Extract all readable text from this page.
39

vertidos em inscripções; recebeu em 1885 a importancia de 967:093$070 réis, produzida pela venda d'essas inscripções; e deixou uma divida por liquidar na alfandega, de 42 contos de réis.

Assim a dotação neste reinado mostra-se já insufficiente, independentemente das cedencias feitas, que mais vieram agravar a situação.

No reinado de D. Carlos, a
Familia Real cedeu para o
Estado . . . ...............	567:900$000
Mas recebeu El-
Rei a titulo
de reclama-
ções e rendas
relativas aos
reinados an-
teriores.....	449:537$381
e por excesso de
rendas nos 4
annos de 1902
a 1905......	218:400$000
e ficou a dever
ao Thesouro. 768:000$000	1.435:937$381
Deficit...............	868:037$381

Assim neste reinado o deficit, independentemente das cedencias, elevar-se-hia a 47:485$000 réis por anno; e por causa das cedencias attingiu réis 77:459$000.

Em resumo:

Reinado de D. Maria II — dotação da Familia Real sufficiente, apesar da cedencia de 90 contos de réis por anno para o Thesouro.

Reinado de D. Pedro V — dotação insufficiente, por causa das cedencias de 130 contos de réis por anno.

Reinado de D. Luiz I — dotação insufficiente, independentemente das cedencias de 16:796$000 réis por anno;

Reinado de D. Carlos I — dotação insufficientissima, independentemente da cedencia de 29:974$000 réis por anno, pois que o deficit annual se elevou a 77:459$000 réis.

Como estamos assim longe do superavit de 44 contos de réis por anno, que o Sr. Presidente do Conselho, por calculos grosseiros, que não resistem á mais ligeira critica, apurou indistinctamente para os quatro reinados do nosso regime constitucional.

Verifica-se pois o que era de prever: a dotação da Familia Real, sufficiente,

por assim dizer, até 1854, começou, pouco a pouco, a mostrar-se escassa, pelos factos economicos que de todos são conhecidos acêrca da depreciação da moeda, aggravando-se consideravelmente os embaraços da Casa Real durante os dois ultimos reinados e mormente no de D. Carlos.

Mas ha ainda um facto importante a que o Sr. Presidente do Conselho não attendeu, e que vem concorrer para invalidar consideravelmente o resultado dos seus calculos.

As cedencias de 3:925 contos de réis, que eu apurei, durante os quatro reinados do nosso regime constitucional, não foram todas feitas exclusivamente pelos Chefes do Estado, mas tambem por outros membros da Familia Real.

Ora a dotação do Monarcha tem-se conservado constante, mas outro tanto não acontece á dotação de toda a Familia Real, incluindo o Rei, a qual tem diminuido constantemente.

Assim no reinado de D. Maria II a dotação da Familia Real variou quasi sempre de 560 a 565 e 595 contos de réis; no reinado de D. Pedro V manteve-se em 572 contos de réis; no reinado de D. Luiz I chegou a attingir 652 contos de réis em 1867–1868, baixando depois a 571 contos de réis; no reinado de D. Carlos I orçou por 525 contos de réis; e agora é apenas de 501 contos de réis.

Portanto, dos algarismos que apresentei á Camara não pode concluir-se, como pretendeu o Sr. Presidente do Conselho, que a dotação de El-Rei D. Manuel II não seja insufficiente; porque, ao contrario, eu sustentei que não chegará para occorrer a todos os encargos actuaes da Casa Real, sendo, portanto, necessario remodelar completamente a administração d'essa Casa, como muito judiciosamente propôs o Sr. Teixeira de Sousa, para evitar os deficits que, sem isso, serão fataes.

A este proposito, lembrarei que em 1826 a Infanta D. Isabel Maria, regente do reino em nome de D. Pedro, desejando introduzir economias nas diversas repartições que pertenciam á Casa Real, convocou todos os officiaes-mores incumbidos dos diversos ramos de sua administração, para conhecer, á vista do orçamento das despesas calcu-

◆ ◆ ◆ ◆ ◆ ◆ ◆

Select the lines in this material that hold the word "regime", leaving none out.

RESPONSE.
Como estamos assim longe do superavit de 44 contos de réis por anno, que o Sr. Presidente do Conselho, por calculos grosseiros, que não resistem á mais ligeira critica, apurou indistinctamente para os quatro reinados do nosso regime constitucional.
As cedencias de 3:925 contos de réis, que eu apurei, durante os quatro reinados do nosso regime constitucional, não foram todas feitas exclusivamente pelos Chefes do Estado, mas tambem por outros membros da Familia Real.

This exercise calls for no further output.